Scan the listing below. Report each line that includes "JSON".

··· Provided records

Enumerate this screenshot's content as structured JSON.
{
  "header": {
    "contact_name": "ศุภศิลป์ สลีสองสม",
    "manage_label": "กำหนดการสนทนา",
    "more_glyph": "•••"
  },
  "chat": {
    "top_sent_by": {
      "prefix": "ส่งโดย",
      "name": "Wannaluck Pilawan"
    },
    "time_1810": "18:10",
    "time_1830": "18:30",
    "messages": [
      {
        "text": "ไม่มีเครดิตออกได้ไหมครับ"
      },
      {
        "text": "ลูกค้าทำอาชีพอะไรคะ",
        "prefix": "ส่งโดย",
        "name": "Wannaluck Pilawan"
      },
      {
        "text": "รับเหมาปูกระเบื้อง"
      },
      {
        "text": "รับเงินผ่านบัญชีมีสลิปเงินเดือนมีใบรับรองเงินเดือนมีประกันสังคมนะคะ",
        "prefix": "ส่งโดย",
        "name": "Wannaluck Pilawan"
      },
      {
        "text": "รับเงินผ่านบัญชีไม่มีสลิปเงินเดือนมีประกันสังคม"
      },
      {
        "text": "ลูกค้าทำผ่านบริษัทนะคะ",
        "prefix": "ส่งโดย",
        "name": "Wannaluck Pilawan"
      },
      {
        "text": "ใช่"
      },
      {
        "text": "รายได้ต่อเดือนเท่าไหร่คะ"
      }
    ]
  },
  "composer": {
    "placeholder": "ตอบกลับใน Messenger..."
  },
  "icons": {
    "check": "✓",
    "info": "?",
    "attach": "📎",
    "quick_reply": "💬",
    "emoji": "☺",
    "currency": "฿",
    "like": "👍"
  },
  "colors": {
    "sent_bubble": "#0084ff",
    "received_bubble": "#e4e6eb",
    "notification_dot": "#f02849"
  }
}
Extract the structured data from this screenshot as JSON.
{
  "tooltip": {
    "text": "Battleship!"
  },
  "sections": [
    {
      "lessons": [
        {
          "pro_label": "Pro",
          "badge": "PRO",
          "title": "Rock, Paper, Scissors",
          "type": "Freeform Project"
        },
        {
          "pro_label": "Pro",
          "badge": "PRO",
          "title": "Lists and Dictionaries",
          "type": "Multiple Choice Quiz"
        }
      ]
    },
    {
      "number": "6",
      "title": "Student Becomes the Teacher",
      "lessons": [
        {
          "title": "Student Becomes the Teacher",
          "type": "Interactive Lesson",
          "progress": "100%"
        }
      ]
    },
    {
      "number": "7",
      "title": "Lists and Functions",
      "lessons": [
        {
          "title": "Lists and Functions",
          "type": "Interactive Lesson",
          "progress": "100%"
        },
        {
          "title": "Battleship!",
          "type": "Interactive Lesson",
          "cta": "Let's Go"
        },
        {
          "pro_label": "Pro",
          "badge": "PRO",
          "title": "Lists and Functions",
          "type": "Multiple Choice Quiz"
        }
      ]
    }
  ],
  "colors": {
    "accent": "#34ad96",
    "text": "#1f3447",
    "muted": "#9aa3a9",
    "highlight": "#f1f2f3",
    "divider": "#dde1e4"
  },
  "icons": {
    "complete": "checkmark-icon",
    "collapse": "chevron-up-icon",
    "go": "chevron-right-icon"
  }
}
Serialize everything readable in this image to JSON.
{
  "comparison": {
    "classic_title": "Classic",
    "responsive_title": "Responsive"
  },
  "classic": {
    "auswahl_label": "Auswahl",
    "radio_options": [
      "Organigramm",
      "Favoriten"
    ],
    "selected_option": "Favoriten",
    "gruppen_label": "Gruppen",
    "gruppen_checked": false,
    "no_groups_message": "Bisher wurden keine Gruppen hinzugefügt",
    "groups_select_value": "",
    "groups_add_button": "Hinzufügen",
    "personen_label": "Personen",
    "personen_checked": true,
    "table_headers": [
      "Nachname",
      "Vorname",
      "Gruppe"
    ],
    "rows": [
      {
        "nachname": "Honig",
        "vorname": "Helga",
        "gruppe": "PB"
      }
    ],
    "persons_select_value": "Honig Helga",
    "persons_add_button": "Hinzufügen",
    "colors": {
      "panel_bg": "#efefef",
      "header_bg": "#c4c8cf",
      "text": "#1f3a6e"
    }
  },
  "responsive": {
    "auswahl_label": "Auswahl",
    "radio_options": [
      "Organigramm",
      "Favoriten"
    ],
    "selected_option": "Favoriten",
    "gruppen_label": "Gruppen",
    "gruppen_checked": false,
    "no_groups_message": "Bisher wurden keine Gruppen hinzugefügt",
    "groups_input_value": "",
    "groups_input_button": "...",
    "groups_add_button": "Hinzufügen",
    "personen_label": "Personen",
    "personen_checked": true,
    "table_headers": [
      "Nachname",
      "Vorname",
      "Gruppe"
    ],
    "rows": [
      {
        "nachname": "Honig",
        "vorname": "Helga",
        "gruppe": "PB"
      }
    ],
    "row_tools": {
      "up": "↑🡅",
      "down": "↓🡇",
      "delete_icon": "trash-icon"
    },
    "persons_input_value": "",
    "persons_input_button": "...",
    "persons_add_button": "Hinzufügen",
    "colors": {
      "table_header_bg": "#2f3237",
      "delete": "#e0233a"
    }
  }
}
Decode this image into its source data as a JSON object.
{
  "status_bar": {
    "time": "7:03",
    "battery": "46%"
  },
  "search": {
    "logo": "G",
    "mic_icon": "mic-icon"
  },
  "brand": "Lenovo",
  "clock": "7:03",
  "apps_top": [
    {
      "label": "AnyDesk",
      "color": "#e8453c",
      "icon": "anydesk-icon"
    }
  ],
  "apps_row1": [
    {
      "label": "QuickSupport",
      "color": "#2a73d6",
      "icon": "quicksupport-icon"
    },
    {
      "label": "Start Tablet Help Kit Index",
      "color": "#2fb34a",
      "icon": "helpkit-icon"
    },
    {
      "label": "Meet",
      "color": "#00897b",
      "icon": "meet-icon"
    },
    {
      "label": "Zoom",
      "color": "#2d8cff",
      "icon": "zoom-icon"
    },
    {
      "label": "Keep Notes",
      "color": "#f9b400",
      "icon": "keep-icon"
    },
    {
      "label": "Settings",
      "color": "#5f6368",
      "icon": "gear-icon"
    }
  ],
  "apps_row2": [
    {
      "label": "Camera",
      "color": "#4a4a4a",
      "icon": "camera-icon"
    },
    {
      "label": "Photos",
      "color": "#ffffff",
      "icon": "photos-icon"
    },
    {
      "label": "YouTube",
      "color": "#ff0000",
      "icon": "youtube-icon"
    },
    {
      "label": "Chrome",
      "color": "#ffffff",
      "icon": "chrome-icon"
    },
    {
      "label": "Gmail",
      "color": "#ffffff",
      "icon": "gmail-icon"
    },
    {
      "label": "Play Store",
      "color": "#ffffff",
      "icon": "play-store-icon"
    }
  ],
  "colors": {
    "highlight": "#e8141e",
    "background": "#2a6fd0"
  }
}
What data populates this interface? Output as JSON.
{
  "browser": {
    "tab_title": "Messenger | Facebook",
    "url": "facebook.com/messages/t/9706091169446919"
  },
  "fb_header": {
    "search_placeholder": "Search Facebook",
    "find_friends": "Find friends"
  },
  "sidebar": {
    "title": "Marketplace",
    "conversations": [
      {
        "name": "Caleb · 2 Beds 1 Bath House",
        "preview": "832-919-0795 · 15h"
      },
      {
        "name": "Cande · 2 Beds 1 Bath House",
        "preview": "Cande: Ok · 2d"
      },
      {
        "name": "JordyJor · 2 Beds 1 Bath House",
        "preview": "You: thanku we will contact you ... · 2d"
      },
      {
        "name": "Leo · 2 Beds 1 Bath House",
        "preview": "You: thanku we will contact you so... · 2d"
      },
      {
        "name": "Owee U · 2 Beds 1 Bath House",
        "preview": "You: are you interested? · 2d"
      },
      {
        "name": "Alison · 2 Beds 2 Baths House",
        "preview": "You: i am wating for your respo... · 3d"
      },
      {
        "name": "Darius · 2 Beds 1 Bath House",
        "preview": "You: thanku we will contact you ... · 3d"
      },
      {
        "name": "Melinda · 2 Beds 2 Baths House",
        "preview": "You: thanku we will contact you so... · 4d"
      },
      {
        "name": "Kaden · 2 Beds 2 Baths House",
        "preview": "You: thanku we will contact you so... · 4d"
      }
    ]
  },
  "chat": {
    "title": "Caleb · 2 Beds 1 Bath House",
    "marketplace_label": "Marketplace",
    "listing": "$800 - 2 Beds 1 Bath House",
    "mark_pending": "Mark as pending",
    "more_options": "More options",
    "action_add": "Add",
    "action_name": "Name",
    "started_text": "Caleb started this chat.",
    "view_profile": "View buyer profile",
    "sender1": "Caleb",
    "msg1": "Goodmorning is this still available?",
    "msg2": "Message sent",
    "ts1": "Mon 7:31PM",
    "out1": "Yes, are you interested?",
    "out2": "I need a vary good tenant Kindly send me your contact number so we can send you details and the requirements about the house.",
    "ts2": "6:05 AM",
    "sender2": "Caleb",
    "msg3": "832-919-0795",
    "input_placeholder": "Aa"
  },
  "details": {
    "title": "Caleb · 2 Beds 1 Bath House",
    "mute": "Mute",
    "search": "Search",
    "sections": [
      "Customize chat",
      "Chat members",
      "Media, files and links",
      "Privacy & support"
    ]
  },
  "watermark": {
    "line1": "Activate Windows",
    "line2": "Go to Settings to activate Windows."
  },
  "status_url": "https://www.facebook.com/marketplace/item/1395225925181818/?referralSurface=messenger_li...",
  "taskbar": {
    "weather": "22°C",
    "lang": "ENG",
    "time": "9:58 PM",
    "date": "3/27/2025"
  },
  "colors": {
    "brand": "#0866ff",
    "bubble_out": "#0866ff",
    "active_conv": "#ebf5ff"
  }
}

······

▶ **Result of the exercise**:
Enumerate this screenshot's content as structured JSON.
Extract the structured data from this screenshot as JSON.
Serialize everything readable in this image to JSON.
Decode this image into its source data as a JSON object.
What data populates this interface? Output as JSON.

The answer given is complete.